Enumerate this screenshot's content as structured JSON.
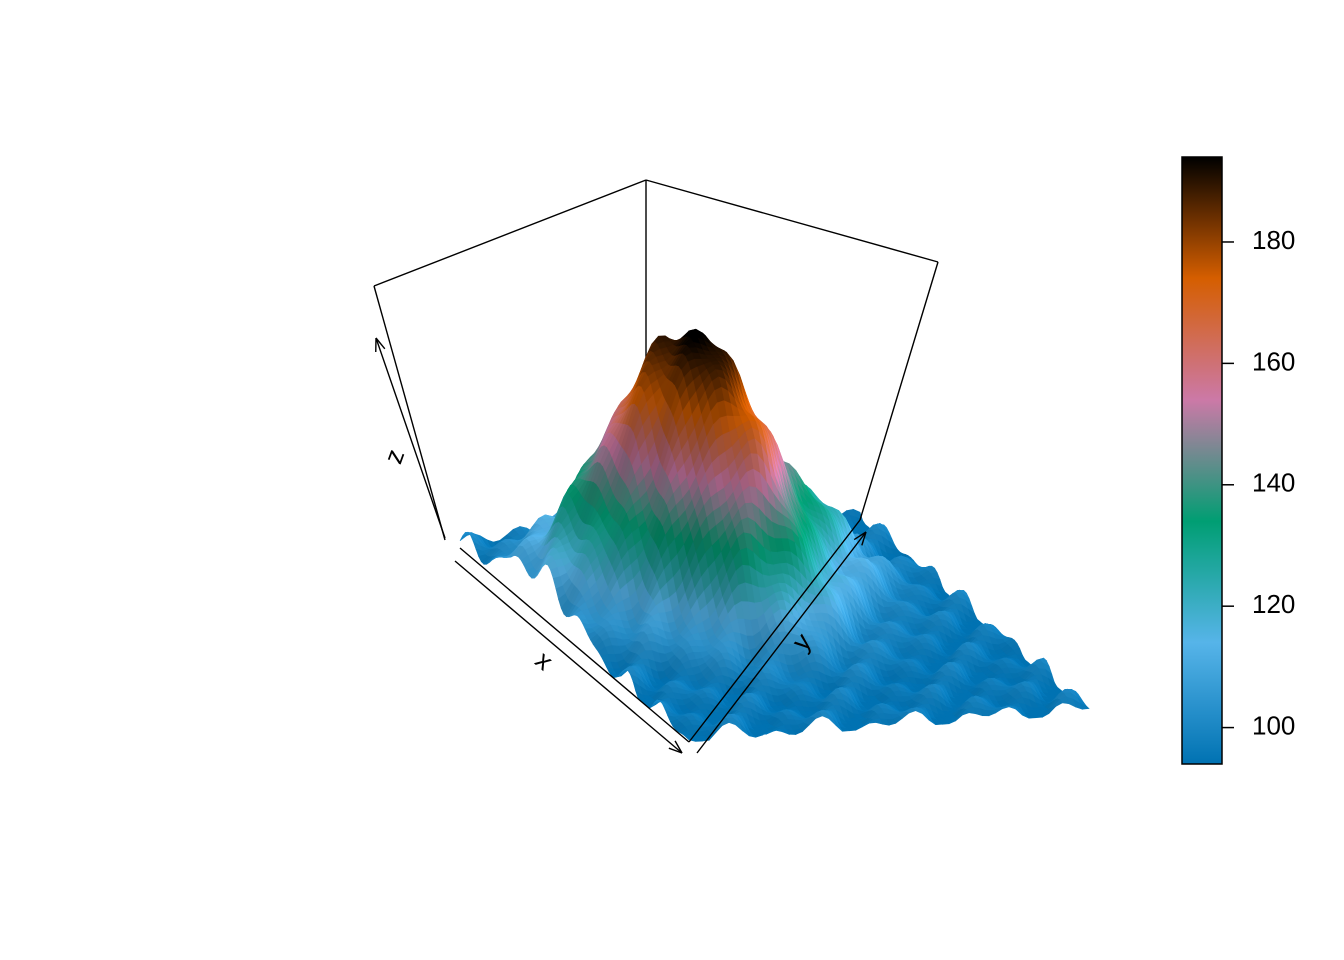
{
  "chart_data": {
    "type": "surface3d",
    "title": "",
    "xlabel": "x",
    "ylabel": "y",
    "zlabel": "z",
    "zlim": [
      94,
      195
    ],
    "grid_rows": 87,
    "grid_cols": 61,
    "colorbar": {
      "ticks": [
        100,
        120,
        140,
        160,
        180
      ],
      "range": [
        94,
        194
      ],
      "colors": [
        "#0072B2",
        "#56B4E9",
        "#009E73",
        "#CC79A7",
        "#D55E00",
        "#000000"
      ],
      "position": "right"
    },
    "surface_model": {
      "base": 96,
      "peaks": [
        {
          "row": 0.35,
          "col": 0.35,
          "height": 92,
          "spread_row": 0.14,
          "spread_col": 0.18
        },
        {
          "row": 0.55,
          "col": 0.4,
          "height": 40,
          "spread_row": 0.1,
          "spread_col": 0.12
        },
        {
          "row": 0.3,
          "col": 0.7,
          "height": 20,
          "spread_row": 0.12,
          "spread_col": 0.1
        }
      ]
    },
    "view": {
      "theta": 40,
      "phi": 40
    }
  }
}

▶ **WHAT YOU HAVE TO DO**: From the records given above, reproduce all text exactly and exclude each picture.

▶ **RESPONSE TO THIS EXERCISE**:
Enumerate this screenshot's content as structured JSON.
{
  "chart_data": {
    "type": "surface3d",
    "title": "",
    "xlabel": "x",
    "ylabel": "y",
    "zlabel": "z",
    "zlim": [
      94,
      195
    ],
    "grid_rows": 87,
    "grid_cols": 61,
    "colorbar": {
      "ticks": [
        100,
        120,
        140,
        160,
        180
      ],
      "range": [
        94,
        194
      ],
      "colors": [
        "#0072B2",
        "#56B4E9",
        "#009E73",
        "#CC79A7",
        "#D55E00",
        "#000000"
      ],
      "position": "right"
    },
    "surface_model": {
      "base": 96,
      "peaks": [
        {
          "row": 0.35,
          "col": 0.35,
          "height": 92,
          "spread_row": 0.14,
          "spread_col": 0.18
        },
        {
          "row": 0.55,
          "col": 0.4,
          "height": 40,
          "spread_row": 0.1,
          "spread_col": 0.12
        },
        {
          "row": 0.3,
          "col": 0.7,
          "height": 20,
          "spread_row": 0.12,
          "spread_col": 0.1
        }
      ]
    },
    "view": {
      "theta": 40,
      "phi": 40
    }
  }
}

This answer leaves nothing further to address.